**Entries provided:**
☆ ☆ ☆ ☆

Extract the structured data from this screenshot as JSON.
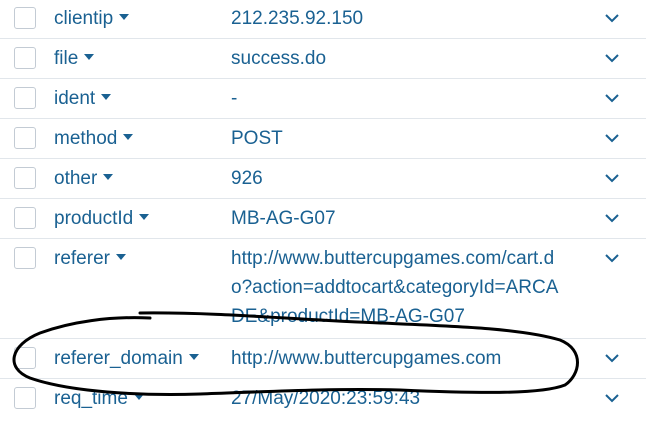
{
  "fields": [
    {
      "name": "clientip",
      "value": "212.235.92.150"
    },
    {
      "name": "file",
      "value": "success.do"
    },
    {
      "name": "ident",
      "value": "-"
    },
    {
      "name": "method",
      "value": "POST"
    },
    {
      "name": "other",
      "value": "926"
    },
    {
      "name": "productId",
      "value": "MB-AG-G07"
    },
    {
      "name": "referer",
      "value": "http://www.buttercupgames.com/cart.do?action=addtocart&categoryId=ARCADE&productId=MB-AG-G07"
    },
    {
      "name": "referer_domain",
      "value": "http://www.buttercupgames.com"
    },
    {
      "name": "req_time",
      "value": "27/May/2020:23:59:43"
    }
  ],
  "icons": {
    "caret": "caret-down-icon",
    "expand": "chevron-down-icon"
  },
  "colors": {
    "link": "#1a6192",
    "border": "#e1e6eb",
    "annotation": "#000000"
  }
}
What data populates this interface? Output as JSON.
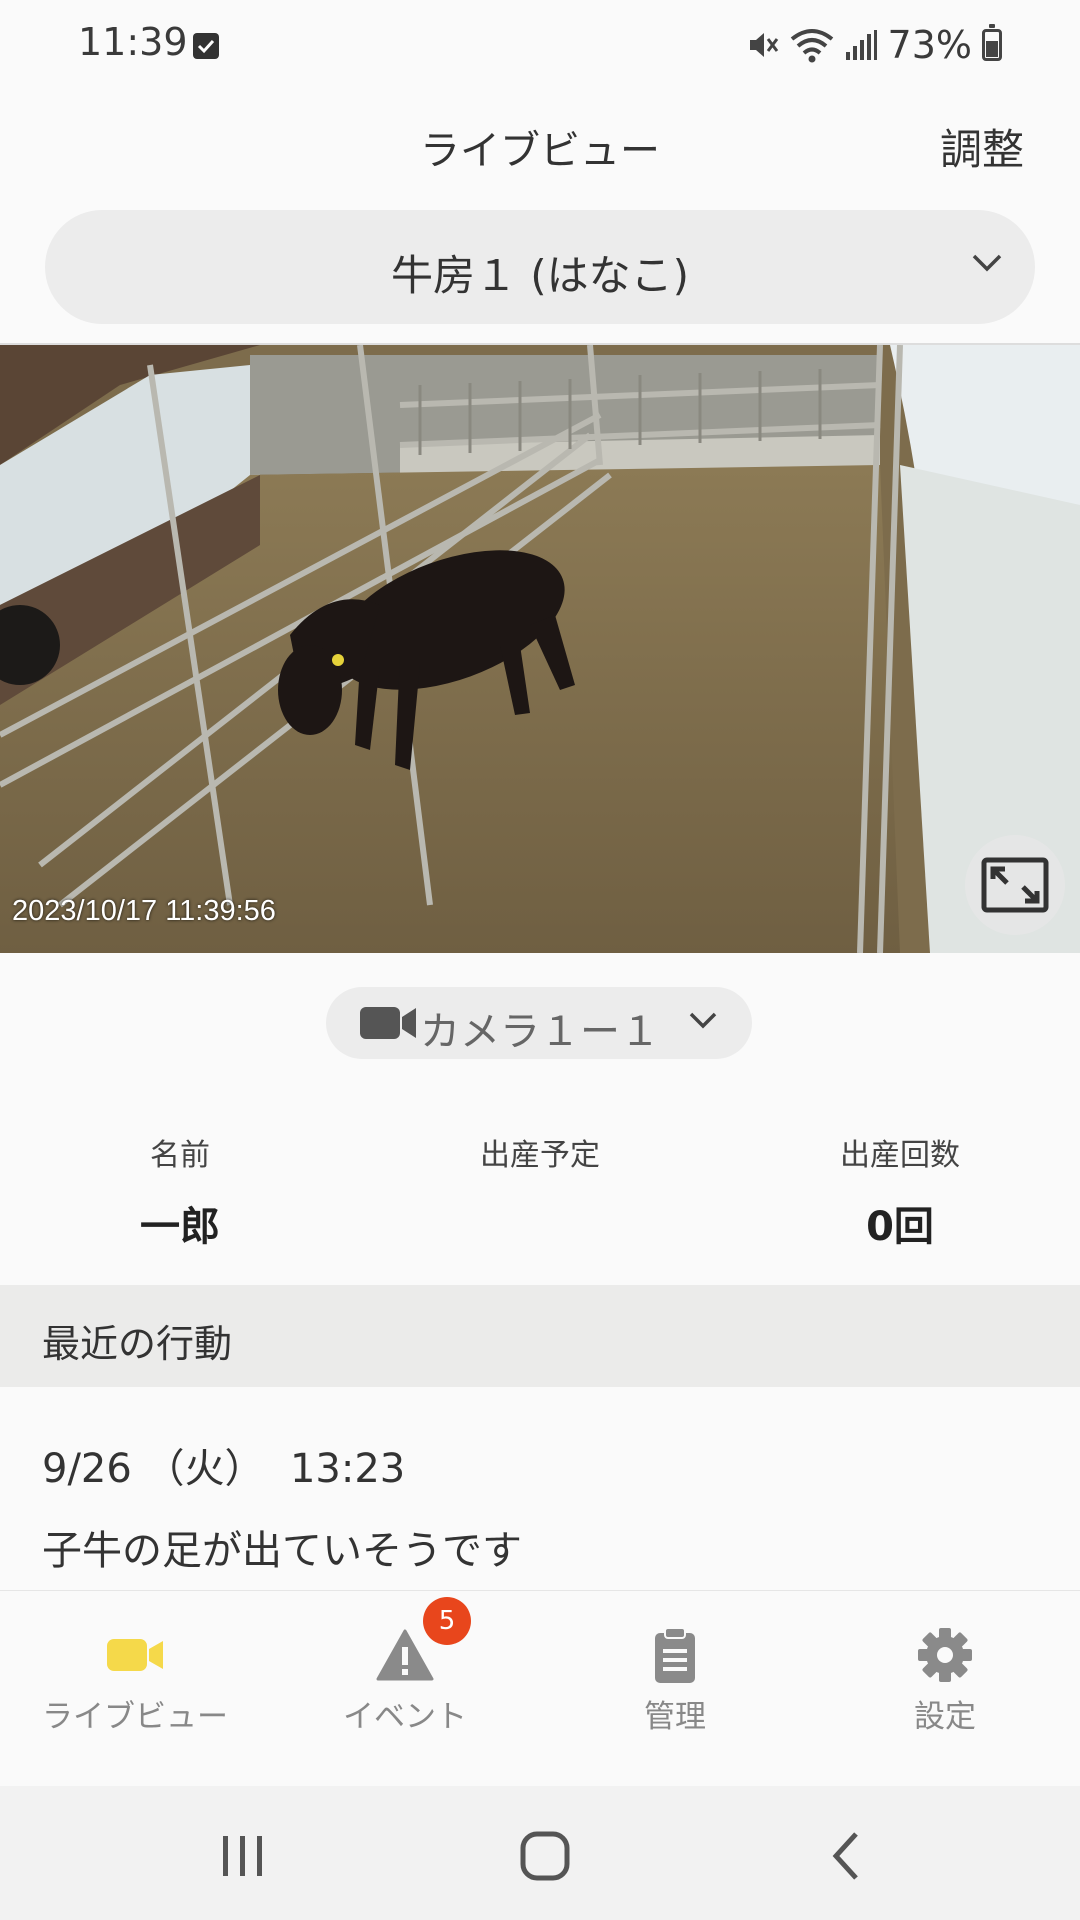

☆ ☆ ☆ ☆

List every line above that contains the word "productId".

**Written answer:**
      "name": "productId",
      "value": "http://www.buttercupgames.com/cart.do?action=addtocart&categoryId=ARCADE&productId=MB-AG-G07"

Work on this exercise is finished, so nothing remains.